### Work required
Extract, word for word, each line from the line holding "What's the underlying" through the end of the records. Omit every picture.

### Available data
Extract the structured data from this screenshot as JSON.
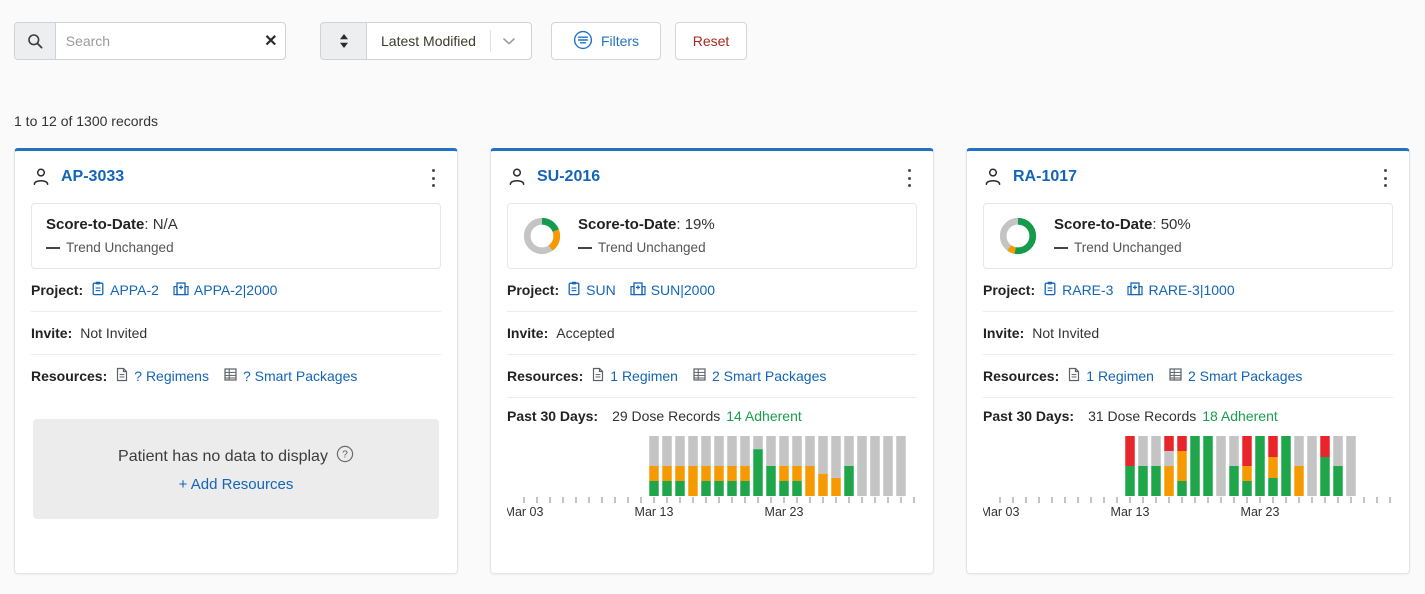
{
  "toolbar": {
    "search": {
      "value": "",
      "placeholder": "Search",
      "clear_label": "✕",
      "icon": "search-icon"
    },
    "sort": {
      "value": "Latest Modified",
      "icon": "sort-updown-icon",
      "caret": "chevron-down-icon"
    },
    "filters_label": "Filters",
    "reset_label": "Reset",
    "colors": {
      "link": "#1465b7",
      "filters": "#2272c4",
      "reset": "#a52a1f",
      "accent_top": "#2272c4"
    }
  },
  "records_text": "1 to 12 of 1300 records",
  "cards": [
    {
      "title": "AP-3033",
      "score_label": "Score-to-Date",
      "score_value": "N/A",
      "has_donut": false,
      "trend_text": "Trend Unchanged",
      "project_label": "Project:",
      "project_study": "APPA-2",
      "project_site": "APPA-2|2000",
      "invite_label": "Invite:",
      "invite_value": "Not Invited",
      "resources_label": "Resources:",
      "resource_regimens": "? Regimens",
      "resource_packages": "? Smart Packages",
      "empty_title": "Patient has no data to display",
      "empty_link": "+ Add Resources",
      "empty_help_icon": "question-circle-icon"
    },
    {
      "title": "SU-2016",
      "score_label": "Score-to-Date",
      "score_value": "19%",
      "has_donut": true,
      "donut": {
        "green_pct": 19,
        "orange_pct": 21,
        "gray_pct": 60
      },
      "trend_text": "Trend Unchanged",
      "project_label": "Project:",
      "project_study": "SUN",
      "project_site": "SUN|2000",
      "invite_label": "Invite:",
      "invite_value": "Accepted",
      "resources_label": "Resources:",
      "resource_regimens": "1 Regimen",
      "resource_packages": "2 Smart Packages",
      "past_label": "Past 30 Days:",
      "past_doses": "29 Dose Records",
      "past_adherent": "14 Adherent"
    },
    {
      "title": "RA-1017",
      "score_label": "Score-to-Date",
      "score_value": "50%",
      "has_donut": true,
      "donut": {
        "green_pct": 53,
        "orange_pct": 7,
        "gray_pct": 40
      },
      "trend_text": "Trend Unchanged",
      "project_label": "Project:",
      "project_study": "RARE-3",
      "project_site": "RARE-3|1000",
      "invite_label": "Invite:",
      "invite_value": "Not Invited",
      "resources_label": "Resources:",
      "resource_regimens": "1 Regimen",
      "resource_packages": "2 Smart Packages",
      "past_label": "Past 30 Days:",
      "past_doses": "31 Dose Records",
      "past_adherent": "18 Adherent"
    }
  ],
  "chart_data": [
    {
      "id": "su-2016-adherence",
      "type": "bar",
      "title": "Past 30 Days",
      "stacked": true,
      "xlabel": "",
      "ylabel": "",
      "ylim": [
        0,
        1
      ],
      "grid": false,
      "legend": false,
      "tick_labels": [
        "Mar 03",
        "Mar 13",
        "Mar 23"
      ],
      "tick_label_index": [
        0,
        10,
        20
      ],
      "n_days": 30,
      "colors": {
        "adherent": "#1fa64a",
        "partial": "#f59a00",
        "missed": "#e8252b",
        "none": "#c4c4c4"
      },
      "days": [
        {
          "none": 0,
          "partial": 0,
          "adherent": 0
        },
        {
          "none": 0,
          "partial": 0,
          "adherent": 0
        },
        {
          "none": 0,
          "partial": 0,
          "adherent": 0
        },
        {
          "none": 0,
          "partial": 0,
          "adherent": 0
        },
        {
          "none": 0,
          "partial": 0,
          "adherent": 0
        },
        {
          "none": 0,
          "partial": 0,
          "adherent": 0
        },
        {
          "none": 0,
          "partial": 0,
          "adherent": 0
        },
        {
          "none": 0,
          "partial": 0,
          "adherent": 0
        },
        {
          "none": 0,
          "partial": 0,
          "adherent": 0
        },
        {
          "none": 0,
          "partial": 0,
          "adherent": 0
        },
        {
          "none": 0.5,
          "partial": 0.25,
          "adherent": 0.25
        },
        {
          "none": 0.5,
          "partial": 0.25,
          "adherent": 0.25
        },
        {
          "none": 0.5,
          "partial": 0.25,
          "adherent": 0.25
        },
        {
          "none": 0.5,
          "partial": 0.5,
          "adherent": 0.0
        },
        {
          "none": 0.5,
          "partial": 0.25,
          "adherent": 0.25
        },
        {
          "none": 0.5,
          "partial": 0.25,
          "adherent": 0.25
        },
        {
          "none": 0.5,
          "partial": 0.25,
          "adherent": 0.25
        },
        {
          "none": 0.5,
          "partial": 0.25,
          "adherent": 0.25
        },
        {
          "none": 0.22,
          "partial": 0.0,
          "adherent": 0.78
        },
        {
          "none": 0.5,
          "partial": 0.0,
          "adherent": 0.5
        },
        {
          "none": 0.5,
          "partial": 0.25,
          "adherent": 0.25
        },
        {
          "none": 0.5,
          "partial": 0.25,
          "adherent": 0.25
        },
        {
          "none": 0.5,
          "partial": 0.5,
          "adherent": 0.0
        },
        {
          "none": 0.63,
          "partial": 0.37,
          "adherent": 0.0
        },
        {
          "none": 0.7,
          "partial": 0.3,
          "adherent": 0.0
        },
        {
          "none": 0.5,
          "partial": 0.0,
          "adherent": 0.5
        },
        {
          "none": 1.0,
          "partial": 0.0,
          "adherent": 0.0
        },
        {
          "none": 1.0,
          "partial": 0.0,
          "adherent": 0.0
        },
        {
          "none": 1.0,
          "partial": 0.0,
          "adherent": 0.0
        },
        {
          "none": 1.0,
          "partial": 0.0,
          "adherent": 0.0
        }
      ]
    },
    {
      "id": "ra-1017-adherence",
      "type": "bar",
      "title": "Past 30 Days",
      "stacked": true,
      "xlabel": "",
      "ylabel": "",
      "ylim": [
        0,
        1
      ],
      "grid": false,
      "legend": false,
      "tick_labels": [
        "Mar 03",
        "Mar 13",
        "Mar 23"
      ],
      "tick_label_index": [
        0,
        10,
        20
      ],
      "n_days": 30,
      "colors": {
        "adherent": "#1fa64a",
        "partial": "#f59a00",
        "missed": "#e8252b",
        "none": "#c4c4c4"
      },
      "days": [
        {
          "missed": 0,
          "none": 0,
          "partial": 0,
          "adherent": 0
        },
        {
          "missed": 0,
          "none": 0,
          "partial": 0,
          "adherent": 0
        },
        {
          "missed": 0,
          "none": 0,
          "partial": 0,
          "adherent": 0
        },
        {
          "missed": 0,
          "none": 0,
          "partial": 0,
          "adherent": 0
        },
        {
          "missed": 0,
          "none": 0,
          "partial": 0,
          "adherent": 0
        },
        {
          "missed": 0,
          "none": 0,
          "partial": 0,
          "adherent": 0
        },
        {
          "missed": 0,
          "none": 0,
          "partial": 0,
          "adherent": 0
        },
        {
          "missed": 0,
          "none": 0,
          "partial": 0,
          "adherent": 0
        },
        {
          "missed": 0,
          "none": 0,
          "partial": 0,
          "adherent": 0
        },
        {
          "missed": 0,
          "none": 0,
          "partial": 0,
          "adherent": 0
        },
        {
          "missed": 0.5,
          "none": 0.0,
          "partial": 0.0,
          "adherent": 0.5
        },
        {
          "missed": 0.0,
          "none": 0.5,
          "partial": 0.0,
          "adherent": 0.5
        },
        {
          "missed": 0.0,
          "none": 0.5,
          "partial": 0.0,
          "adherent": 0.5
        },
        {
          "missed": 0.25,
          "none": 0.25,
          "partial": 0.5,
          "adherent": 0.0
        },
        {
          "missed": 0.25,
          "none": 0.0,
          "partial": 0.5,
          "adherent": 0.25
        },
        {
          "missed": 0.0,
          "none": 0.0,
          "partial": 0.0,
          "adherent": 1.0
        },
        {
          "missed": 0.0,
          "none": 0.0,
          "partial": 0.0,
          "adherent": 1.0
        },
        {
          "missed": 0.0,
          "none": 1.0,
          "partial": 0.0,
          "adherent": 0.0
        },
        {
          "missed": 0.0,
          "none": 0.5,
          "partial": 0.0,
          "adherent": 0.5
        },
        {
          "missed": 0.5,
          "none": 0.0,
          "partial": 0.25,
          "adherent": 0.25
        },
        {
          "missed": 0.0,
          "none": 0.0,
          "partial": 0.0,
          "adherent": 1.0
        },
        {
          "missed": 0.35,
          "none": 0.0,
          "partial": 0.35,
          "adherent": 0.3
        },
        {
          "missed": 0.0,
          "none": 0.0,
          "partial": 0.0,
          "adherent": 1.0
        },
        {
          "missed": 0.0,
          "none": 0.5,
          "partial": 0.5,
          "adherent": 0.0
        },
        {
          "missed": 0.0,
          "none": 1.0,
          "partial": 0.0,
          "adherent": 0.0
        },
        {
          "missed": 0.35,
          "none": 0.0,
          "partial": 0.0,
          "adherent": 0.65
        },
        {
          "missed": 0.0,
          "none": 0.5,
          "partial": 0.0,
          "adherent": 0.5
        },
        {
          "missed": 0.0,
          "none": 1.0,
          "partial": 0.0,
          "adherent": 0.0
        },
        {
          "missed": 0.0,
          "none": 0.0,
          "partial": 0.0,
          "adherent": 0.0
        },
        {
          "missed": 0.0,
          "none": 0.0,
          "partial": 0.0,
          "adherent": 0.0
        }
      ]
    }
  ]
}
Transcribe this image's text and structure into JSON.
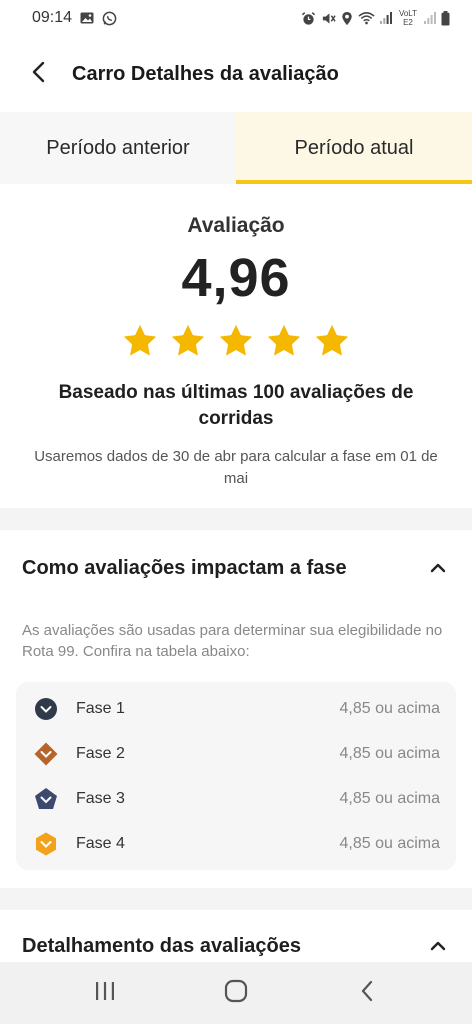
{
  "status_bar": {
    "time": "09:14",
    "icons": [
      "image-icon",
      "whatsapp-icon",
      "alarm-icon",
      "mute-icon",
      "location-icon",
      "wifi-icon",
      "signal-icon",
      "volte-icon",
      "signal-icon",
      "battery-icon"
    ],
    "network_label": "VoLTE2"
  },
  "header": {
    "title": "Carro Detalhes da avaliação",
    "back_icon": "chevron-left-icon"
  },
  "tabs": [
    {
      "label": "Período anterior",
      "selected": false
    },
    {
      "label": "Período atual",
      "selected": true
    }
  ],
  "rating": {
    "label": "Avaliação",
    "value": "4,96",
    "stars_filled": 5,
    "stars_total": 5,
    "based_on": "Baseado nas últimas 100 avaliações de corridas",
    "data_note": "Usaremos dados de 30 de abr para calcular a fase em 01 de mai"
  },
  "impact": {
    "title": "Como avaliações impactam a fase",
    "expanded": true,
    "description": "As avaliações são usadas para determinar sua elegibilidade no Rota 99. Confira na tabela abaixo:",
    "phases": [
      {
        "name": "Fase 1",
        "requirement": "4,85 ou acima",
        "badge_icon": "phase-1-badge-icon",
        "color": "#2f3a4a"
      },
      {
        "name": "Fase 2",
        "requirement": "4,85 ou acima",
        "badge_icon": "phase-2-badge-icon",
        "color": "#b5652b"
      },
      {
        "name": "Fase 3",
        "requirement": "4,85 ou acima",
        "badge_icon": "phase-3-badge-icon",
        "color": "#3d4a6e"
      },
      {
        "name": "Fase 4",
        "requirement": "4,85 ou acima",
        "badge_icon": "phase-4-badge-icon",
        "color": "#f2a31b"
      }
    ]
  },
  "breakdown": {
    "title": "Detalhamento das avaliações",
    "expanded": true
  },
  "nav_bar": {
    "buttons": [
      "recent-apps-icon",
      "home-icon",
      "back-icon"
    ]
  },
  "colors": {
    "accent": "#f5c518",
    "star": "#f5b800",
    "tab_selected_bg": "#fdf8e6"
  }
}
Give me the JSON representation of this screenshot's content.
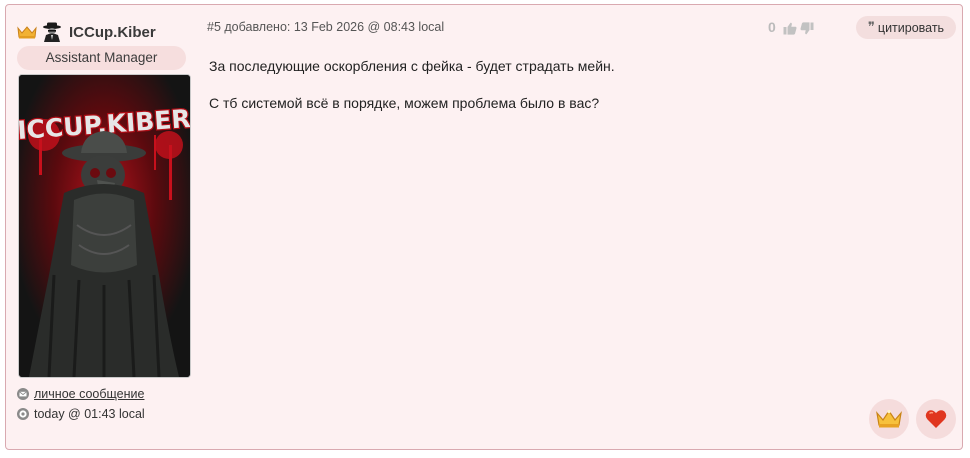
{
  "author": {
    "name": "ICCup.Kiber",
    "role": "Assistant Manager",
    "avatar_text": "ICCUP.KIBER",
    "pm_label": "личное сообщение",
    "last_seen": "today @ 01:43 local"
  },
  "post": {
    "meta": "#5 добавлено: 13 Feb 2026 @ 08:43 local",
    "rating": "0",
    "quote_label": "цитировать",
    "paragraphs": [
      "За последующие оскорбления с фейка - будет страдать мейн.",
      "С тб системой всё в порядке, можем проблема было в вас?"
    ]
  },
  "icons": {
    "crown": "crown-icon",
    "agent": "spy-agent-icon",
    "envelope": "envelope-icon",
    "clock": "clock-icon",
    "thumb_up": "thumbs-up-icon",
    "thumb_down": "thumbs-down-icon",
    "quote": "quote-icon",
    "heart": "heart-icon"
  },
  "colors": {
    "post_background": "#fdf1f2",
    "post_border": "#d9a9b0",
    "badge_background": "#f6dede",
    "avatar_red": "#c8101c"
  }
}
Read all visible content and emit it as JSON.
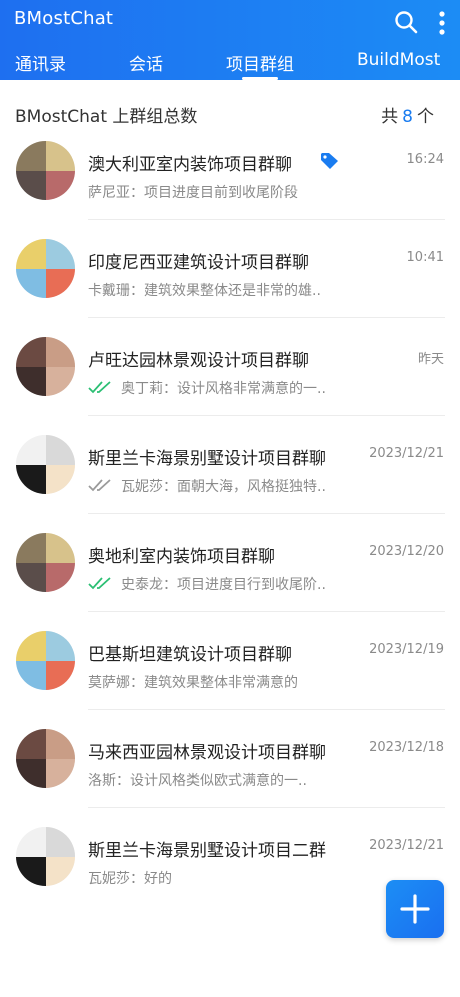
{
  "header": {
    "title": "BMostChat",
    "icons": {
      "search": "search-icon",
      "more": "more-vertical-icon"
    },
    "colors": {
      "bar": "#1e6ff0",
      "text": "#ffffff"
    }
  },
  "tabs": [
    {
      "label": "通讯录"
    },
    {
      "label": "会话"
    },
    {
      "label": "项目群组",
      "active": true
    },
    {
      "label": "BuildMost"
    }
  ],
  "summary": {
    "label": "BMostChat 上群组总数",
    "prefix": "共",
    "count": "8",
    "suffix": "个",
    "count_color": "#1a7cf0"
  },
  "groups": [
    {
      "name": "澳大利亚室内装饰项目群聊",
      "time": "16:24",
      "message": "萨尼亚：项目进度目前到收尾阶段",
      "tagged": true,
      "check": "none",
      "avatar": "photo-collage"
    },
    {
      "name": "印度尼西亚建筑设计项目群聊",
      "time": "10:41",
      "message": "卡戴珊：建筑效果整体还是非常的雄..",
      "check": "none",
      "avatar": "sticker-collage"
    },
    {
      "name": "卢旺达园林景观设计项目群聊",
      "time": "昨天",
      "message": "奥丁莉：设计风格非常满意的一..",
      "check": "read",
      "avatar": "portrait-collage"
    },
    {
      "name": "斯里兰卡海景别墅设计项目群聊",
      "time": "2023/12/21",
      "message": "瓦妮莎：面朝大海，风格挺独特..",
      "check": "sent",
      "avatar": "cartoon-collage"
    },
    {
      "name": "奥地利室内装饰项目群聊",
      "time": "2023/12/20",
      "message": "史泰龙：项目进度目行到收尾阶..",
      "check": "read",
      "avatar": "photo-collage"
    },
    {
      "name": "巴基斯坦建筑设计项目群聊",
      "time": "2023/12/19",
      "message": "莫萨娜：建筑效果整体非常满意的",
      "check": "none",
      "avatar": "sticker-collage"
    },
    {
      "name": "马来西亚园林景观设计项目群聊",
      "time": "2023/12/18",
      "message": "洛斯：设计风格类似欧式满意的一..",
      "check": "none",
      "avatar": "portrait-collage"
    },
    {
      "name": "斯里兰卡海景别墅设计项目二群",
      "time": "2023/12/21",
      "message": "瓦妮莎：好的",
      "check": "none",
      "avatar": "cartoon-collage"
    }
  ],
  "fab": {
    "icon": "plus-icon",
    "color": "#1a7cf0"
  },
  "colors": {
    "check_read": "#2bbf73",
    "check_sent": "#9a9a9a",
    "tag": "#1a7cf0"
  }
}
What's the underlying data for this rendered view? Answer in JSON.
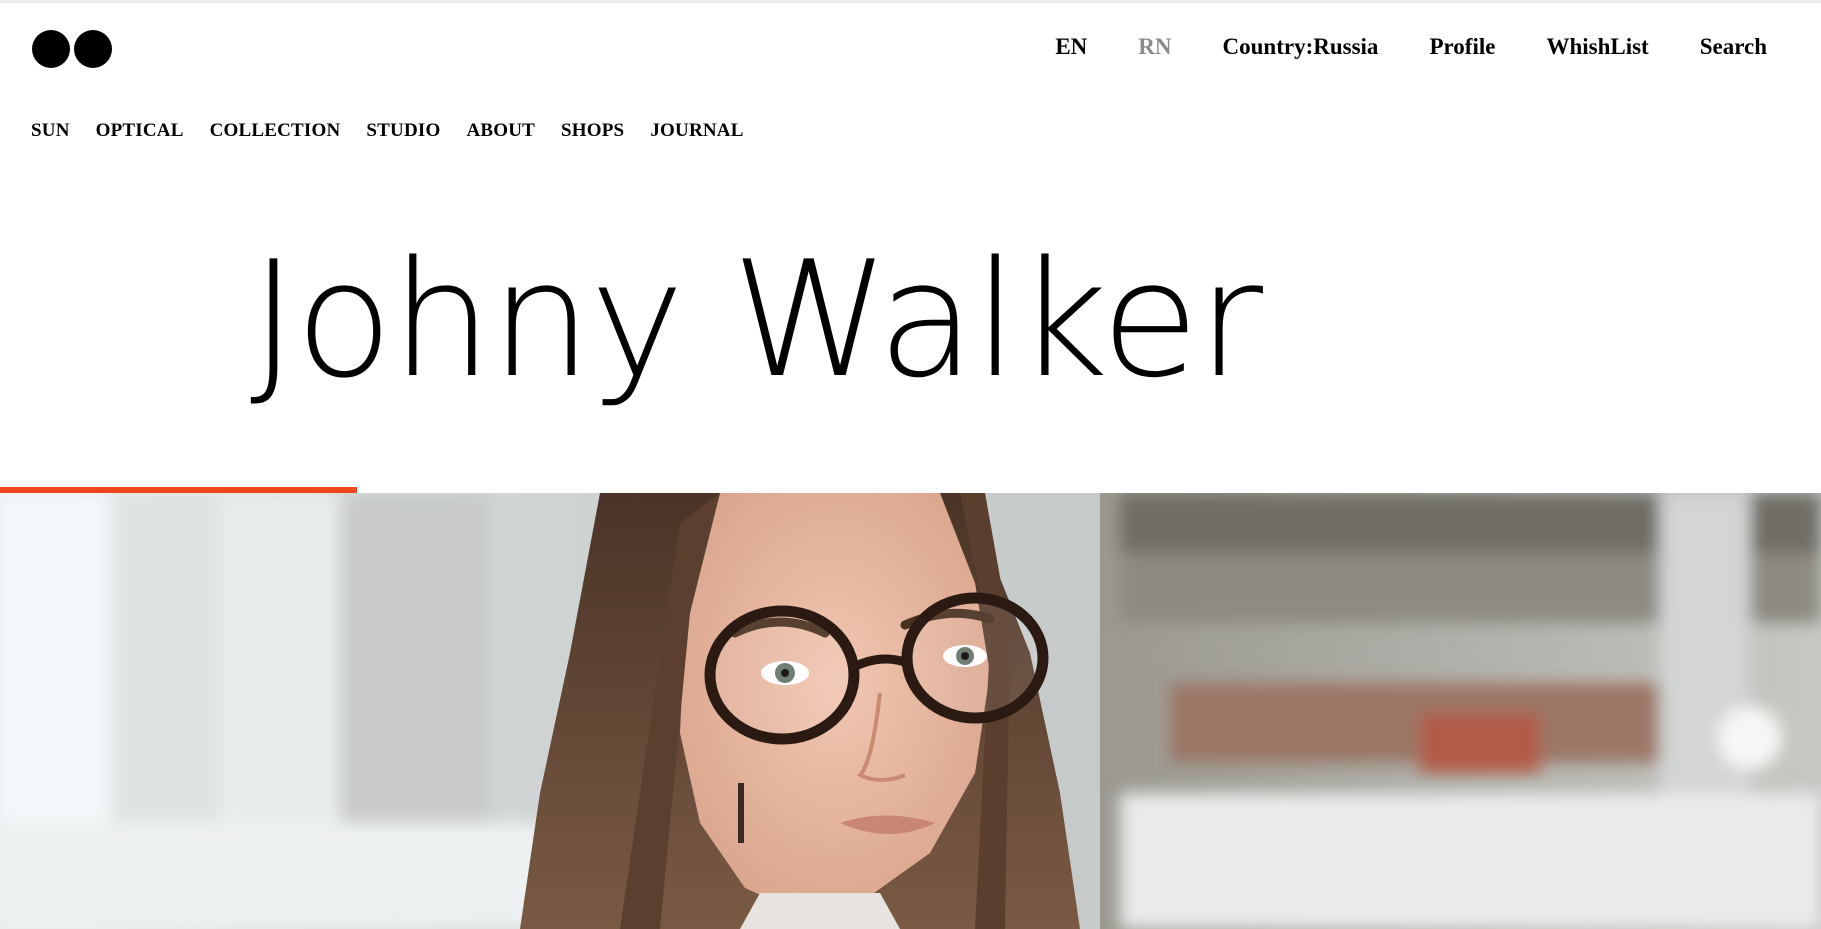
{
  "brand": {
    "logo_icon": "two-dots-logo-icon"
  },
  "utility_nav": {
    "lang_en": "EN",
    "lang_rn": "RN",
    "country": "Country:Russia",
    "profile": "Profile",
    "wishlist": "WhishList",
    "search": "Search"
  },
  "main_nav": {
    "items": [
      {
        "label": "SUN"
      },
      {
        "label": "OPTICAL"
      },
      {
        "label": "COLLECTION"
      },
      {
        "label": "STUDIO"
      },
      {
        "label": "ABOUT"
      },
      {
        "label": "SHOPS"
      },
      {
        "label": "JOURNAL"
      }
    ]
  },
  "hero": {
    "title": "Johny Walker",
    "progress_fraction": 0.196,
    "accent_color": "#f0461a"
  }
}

### Expected answer
What's the underlying data for this rendered view? Answer in JSON.
{
  "brand": {
    "logo_icon": "two-dots-logo-icon"
  },
  "utility_nav": {
    "lang_en": "EN",
    "lang_rn": "RN",
    "country": "Country:Russia",
    "profile": "Profile",
    "wishlist": "WhishList",
    "search": "Search"
  },
  "main_nav": {
    "items": [
      {
        "label": "SUN"
      },
      {
        "label": "OPTICAL"
      },
      {
        "label": "COLLECTION"
      },
      {
        "label": "STUDIO"
      },
      {
        "label": "ABOUT"
      },
      {
        "label": "SHOPS"
      },
      {
        "label": "JOURNAL"
      }
    ]
  },
  "hero": {
    "title": "Johny Walker",
    "progress_fraction": 0.196,
    "accent_color": "#f0461a"
  }
}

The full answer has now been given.